• _EXERCISE REQUIREMENTS_
Locate and copy each line in the data that contains the word "дате".

** Start of ENTRIES SUPPLIED **

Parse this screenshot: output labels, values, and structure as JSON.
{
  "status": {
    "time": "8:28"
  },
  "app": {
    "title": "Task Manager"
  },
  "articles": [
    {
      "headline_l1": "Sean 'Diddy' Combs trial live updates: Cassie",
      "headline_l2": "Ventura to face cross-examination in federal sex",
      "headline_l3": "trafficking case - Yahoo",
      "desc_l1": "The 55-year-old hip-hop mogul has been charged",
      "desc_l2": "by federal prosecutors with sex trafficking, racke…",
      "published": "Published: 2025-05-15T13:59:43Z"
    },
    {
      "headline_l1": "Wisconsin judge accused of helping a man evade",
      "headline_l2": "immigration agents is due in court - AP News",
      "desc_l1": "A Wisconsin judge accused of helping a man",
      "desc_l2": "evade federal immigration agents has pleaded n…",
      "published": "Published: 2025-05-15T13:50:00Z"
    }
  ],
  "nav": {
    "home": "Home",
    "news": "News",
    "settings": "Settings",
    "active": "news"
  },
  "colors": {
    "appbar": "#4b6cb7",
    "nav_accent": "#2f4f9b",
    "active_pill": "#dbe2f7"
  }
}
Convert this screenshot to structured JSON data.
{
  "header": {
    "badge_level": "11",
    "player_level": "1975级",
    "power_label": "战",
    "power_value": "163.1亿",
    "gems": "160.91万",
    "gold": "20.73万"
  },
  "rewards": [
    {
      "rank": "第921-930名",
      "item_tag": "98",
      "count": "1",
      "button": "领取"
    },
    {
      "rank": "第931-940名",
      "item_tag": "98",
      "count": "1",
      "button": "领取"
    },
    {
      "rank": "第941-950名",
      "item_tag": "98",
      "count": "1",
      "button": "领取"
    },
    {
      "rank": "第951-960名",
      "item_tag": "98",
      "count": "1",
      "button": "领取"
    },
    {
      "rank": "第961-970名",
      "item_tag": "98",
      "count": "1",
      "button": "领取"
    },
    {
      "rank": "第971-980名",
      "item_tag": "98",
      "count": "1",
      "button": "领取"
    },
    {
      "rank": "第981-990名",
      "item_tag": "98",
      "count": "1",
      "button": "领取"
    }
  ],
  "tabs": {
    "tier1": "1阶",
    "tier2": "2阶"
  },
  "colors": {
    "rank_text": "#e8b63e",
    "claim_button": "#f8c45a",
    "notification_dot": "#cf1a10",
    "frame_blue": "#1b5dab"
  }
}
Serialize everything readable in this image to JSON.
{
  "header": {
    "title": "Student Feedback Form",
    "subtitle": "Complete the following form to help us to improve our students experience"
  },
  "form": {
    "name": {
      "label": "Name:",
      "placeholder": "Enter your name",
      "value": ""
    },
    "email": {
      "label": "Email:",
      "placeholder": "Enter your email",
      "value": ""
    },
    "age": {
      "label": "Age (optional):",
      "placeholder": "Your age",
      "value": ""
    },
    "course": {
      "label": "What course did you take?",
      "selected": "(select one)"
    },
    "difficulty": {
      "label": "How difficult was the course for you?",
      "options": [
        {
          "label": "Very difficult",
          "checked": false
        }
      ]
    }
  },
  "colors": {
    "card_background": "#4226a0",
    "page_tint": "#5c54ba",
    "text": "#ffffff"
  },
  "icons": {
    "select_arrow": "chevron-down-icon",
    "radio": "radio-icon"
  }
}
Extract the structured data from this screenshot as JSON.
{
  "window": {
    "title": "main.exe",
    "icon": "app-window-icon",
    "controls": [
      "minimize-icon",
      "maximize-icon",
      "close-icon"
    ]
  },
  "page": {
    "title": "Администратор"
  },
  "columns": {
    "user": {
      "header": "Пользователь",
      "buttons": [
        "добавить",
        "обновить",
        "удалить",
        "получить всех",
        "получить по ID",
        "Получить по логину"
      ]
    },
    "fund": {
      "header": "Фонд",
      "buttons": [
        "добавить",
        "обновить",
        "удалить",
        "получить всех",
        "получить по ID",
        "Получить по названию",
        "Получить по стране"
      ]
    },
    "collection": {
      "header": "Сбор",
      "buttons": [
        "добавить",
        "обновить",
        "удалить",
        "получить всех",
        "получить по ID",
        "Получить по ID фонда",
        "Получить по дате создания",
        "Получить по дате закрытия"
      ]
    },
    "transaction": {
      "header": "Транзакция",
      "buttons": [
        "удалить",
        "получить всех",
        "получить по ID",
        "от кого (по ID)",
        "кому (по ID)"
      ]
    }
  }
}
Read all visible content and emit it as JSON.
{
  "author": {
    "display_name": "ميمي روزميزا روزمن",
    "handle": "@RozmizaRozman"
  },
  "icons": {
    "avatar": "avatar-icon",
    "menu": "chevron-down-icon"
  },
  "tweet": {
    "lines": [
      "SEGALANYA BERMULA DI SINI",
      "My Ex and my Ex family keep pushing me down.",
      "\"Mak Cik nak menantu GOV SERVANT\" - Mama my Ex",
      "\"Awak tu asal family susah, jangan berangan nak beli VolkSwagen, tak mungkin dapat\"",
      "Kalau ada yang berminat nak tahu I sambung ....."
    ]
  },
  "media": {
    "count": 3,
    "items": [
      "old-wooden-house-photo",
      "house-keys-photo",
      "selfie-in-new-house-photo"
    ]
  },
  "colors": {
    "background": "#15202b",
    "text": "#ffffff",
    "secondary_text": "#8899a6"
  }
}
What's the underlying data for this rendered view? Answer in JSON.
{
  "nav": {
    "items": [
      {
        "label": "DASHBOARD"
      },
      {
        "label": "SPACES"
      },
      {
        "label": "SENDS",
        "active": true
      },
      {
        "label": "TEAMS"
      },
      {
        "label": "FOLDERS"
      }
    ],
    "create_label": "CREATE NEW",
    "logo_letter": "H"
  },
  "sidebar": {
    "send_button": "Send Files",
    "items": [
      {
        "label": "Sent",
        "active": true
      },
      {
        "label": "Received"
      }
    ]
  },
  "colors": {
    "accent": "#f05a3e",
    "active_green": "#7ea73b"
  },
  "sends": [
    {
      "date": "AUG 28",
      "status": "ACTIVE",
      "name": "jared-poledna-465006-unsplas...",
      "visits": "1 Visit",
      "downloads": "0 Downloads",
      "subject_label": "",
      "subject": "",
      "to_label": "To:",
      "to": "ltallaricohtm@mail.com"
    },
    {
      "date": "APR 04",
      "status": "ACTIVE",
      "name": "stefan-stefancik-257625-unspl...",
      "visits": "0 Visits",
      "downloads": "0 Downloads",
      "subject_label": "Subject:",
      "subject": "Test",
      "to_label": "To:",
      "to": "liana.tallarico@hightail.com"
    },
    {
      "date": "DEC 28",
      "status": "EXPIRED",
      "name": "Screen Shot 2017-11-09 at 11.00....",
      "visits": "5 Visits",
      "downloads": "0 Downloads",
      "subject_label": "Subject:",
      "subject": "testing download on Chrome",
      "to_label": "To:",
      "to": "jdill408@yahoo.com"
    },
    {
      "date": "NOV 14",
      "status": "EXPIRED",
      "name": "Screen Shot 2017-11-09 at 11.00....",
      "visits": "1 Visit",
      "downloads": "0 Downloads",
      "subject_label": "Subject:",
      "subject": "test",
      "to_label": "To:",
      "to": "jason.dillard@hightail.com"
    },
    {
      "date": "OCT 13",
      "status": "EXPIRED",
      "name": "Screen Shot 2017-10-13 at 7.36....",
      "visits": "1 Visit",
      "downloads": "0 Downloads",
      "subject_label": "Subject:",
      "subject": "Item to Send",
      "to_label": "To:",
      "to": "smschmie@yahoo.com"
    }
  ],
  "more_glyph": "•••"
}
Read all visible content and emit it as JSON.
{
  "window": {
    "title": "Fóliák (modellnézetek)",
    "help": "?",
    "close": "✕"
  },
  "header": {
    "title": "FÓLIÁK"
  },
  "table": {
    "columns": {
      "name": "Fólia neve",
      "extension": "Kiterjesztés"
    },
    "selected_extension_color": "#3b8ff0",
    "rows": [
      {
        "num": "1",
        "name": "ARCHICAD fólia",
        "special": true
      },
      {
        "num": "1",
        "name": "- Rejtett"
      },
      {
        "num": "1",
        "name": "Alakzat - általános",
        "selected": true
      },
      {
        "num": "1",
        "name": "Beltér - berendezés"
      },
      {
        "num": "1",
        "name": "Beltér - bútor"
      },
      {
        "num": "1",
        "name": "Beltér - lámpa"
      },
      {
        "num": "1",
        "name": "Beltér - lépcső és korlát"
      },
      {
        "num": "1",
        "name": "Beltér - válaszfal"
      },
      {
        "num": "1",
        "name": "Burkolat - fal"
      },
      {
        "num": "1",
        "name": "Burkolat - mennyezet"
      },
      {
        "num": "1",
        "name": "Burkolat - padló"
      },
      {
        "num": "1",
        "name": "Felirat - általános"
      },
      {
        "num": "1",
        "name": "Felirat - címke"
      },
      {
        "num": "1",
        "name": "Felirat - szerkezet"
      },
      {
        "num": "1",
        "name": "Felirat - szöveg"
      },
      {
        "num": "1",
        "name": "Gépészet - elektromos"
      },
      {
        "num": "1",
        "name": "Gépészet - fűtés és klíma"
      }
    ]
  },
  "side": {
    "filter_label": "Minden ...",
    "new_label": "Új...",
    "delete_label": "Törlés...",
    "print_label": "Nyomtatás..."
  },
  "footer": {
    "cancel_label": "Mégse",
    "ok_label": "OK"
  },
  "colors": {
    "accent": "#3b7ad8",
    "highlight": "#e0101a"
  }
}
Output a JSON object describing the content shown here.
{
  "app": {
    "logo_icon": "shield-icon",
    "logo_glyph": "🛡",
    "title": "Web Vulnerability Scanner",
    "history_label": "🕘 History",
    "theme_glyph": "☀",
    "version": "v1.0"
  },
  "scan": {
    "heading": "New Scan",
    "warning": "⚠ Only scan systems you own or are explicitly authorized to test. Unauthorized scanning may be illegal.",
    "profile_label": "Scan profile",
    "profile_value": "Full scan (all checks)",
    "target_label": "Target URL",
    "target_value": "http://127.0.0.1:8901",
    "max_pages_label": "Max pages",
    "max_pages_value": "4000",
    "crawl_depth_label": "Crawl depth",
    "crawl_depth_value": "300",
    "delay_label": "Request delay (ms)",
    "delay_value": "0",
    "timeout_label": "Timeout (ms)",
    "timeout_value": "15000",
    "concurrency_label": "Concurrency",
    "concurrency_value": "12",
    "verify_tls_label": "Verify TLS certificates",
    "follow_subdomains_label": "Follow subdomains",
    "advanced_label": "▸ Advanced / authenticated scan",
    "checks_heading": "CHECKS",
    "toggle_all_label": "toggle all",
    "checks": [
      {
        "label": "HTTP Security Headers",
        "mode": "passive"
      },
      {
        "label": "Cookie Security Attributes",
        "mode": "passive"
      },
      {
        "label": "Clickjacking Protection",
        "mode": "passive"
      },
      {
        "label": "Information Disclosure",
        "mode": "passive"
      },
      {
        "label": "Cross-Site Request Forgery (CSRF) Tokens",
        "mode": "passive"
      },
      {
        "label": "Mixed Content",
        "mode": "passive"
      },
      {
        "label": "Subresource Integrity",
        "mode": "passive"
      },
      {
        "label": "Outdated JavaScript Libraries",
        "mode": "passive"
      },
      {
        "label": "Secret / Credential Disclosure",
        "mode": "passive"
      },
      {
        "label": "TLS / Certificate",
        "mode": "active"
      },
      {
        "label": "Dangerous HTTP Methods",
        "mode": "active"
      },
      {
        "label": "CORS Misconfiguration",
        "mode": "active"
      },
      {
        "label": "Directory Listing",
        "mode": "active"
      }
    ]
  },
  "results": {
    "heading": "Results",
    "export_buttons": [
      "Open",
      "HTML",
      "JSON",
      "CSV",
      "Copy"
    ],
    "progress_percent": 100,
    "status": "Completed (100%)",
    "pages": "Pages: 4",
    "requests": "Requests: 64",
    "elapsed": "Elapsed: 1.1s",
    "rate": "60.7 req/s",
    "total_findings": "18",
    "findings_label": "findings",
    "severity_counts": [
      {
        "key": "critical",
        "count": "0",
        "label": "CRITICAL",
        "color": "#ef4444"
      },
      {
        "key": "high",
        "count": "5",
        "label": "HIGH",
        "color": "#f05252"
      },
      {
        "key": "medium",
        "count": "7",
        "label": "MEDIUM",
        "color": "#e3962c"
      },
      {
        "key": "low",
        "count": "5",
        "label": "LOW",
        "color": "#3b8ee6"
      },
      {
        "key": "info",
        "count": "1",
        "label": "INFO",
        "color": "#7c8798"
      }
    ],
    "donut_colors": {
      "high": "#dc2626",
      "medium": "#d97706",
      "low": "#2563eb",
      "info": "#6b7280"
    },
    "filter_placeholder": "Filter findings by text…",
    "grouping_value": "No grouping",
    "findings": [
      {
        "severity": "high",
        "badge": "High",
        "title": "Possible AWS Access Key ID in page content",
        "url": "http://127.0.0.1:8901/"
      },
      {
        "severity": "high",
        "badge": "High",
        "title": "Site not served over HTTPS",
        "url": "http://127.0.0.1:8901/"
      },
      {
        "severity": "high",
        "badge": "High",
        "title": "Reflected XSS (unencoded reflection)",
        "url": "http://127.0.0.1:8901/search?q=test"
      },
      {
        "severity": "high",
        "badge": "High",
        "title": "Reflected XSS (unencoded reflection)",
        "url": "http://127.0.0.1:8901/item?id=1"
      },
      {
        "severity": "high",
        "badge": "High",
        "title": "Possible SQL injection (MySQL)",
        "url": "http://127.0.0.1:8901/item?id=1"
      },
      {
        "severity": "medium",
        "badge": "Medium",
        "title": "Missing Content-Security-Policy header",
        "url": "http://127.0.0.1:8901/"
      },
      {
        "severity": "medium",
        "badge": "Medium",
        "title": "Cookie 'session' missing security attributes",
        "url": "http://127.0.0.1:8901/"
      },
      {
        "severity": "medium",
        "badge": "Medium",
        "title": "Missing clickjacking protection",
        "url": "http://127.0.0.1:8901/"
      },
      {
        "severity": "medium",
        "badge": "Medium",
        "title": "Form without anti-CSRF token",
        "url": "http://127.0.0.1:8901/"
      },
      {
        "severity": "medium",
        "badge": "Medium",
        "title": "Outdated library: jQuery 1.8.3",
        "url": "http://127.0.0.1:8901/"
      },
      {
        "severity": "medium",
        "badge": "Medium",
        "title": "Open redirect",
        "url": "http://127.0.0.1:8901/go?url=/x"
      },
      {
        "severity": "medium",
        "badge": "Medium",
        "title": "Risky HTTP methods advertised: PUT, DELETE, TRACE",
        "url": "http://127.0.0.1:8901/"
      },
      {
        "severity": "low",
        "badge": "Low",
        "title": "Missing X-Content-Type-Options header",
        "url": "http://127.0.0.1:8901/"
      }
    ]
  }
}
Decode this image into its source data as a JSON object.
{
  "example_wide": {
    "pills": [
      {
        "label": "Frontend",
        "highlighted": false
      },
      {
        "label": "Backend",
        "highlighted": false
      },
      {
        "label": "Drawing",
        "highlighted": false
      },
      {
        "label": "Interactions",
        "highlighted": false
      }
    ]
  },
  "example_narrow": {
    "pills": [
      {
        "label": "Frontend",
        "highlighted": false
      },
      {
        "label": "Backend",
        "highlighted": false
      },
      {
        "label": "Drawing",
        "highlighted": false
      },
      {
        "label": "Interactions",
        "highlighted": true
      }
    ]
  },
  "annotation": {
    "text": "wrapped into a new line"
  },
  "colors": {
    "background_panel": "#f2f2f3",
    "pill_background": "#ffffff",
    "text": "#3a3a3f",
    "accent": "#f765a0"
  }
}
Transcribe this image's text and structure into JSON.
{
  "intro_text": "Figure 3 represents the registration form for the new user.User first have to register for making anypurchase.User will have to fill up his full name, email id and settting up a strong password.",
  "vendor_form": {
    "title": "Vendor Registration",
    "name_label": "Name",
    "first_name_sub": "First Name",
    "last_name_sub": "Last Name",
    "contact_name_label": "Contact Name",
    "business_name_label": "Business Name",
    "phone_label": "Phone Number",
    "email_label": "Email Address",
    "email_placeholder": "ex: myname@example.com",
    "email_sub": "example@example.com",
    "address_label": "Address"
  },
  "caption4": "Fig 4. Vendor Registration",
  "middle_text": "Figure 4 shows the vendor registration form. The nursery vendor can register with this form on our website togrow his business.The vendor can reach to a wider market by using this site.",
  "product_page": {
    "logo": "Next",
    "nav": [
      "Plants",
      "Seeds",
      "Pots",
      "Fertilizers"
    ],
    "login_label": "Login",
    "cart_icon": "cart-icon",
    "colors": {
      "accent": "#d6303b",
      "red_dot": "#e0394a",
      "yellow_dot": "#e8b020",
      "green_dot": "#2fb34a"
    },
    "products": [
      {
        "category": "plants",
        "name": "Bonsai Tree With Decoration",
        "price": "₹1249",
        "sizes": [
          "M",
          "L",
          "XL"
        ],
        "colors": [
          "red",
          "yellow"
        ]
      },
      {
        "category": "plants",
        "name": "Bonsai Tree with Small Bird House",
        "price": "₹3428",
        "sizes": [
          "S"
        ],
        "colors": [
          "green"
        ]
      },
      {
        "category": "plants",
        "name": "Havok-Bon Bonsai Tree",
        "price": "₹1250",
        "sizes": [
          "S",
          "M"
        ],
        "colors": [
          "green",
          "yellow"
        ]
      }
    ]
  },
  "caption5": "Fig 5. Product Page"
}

** End of ENTRIES SUPPLIED **

• _ANSWER TO THIS PROBLEM_
        "Получить по дате создания",
        "Получить по дате закрытия"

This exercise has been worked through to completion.